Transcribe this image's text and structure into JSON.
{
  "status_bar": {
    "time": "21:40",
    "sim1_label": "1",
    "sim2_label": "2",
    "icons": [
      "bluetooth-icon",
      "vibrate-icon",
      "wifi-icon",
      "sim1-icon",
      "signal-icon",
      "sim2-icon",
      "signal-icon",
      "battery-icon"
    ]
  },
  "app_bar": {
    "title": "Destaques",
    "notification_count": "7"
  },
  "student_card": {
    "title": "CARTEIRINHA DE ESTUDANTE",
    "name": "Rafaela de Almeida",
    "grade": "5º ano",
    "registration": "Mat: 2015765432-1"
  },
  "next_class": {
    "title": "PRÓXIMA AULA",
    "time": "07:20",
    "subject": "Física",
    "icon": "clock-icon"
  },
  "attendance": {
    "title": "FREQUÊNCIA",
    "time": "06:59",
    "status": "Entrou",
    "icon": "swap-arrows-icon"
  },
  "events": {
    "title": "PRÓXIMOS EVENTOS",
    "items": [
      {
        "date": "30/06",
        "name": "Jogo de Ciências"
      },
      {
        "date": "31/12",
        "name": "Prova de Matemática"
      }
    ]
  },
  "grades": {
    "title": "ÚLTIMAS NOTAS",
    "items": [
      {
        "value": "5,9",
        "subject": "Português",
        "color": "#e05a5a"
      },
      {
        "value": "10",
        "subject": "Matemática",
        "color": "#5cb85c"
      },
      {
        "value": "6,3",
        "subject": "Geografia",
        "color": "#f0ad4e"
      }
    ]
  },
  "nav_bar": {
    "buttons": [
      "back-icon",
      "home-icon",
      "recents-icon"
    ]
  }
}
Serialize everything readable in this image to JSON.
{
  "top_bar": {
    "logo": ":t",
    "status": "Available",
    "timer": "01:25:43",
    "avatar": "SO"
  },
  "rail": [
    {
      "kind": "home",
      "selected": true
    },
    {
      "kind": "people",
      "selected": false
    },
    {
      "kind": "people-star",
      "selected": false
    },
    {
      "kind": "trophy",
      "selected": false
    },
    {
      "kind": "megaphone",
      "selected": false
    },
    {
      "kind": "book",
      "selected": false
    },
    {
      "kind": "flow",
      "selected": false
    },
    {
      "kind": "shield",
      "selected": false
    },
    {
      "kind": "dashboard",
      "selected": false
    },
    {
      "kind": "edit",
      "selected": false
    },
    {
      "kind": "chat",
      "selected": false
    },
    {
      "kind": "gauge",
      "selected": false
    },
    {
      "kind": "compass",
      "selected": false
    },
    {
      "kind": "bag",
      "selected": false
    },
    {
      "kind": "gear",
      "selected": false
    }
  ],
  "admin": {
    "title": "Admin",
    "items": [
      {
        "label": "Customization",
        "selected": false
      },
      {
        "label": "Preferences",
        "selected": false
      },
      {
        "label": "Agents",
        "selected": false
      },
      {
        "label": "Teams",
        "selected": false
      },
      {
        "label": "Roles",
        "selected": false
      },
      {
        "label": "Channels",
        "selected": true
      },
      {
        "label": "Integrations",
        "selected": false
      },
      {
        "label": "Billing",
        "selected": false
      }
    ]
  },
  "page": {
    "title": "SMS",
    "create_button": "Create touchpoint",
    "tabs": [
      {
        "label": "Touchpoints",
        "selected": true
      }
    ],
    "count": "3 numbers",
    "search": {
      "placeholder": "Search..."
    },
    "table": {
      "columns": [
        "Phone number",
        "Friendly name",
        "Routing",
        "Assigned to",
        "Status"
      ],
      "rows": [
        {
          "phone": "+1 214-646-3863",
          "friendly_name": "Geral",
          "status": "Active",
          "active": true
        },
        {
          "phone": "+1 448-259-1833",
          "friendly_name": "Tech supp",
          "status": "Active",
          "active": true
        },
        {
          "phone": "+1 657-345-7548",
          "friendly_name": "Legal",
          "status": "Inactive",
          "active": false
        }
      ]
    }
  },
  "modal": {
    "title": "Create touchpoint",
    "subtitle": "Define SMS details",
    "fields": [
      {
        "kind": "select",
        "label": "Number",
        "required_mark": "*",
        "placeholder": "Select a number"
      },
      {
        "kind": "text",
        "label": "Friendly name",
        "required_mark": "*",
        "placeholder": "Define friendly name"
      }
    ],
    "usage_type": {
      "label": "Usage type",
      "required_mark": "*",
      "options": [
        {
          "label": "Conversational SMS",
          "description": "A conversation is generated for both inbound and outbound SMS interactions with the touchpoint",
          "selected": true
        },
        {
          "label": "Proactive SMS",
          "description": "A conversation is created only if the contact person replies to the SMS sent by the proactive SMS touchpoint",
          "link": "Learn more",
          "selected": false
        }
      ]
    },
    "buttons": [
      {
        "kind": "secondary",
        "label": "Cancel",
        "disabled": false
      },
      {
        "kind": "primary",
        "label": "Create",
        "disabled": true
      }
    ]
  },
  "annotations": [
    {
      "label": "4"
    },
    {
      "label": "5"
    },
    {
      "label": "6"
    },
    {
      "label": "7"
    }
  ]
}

┄┄┄┄┄┄┄┄┄┄

▶ [Request]: Retype the listing above in full, with no alterations.

▶ [Output of the exercise]:
Transcribe this image's text and structure into JSON.
{
  "status_bar": {
    "time": "21:40",
    "sim1_label": "1",
    "sim2_label": "2",
    "icons": [
      "bluetooth-icon",
      "vibrate-icon",
      "wifi-icon",
      "sim1-icon",
      "signal-icon",
      "sim2-icon",
      "signal-icon",
      "battery-icon"
    ]
  },
  "app_bar": {
    "title": "Destaques",
    "notification_count": "7"
  },
  "student_card": {
    "title": "CARTEIRINHA DE ESTUDANTE",
    "name": "Rafaela de Almeida",
    "grade": "5º ano",
    "registration": "Mat: 2015765432-1"
  },
  "next_class": {
    "title": "PRÓXIMA AULA",
    "time": "07:20",
    "subject": "Física",
    "icon": "clock-icon"
  },
  "attendance": {
    "title": "FREQUÊNCIA",
    "time": "06:59",
    "status": "Entrou",
    "icon": "swap-arrows-icon"
  },
  "events": {
    "title": "PRÓXIMOS EVENTOS",
    "items": [
      {
        "date": "30/06",
        "name": "Jogo de Ciências"
      },
      {
        "date": "31/12",
        "name": "Prova de Matemática"
      }
    ]
  },
  "grades": {
    "title": "ÚLTIMAS NOTAS",
    "items": [
      {
        "value": "5,9",
        "subject": "Português",
        "color": "#e05a5a"
      },
      {
        "value": "10",
        "subject": "Matemática",
        "color": "#5cb85c"
      },
      {
        "value": "6,3",
        "subject": "Geografia",
        "color": "#f0ad4e"
      }
    ]
  },
  "nav_bar": {
    "buttons": [
      "back-icon",
      "home-icon",
      "recents-icon"
    ]
  }
}
Serialize everything readable in this image to JSON.
{
  "top_bar": {
    "logo": ":t",
    "status": "Available",
    "timer": "01:25:43",
    "avatar": "SO"
  },
  "rail": [
    {
      "kind": "home",
      "selected": true
    },
    {
      "kind": "people",
      "selected": false
    },
    {
      "kind": "people-star",
      "selected": false
    },
    {
      "kind": "trophy",
      "selected": false
    },
    {
      "kind": "megaphone",
      "selected": false
    },
    {
      "kind": "book",
      "selected": false
    },
    {
      "kind": "flow",
      "selected": false
    },
    {
      "kind": "shield",
      "selected": false
    },
    {
      "kind": "dashboard",
      "selected": false
    },
    {
      "kind": "edit",
      "selected": false
    },
    {
      "kind": "chat",
      "selected": false
    },
    {
      "kind": "gauge",
      "selected": false
    },
    {
      "kind": "compass",
      "selected": false
    },
    {
      "kind": "bag",
      "selected": false
    },
    {
      "kind": "gear",
      "selected": false
    }
  ],
  "admin": {
    "title": "Admin",
    "items": [
      {
        "label": "Customization",
        "selected": false
      },
      {
        "label": "Preferences",
        "selected": false
      },
      {
        "label": "Agents",
        "selected": false
      },
      {
        "label": "Teams",
        "selected": false
      },
      {
        "label": "Roles",
        "selected": false
      },
      {
        "label": "Channels",
        "selected": true
      },
      {
        "label": "Integrations",
        "selected": false
      },
      {
        "label": "Billing",
        "selected": false
      }
    ]
  },
  "page": {
    "title": "SMS",
    "create_button": "Create touchpoint",
    "tabs": [
      {
        "label": "Touchpoints",
        "selected": true
      }
    ],
    "count": "3 numbers",
    "search": {
      "placeholder": "Search..."
    },
    "table": {
      "columns": [
        "Phone number",
        "Friendly name",
        "Routing",
        "Assigned to",
        "Status"
      ],
      "rows": [
        {
          "phone": "+1 214-646-3863",
          "friendly_name": "Geral",
          "status": "Active",
          "active": true
        },
        {
          "phone": "+1 448-259-1833",
          "friendly_name": "Tech supp",
          "status": "Active",
          "active": true
        },
        {
          "phone": "+1 657-345-7548",
          "friendly_name": "Legal",
          "status": "Inactive",
          "active": false
        }
      ]
    }
  },
  "modal": {
    "title": "Create touchpoint",
    "subtitle": "Define SMS details",
    "fields": [
      {
        "kind": "select",
        "label": "Number",
        "required_mark": "*",
        "placeholder": "Select a number"
      },
      {
        "kind": "text",
        "label": "Friendly name",
        "required_mark": "*",
        "placeholder": "Define friendly name"
      }
    ],
    "usage_type": {
      "label": "Usage type",
      "required_mark": "*",
      "options": [
        {
          "label": "Conversational SMS",
          "description": "A conversation is generated for both inbound and outbound SMS interactions with the touchpoint",
          "selected": true
        },
        {
          "label": "Proactive SMS",
          "description": "A conversation is created only if the contact person replies to the SMS sent by the proactive SMS touchpoint",
          "link": "Learn more",
          "selected": false
        }
      ]
    },
    "buttons": [
      {
        "kind": "secondary",
        "label": "Cancel",
        "disabled": false
      },
      {
        "kind": "primary",
        "label": "Create",
        "disabled": true
      }
    ]
  },
  "annotations": [
    {
      "label": "4"
    },
    {
      "label": "5"
    },
    {
      "label": "6"
    },
    {
      "label": "7"
    }
  ]
}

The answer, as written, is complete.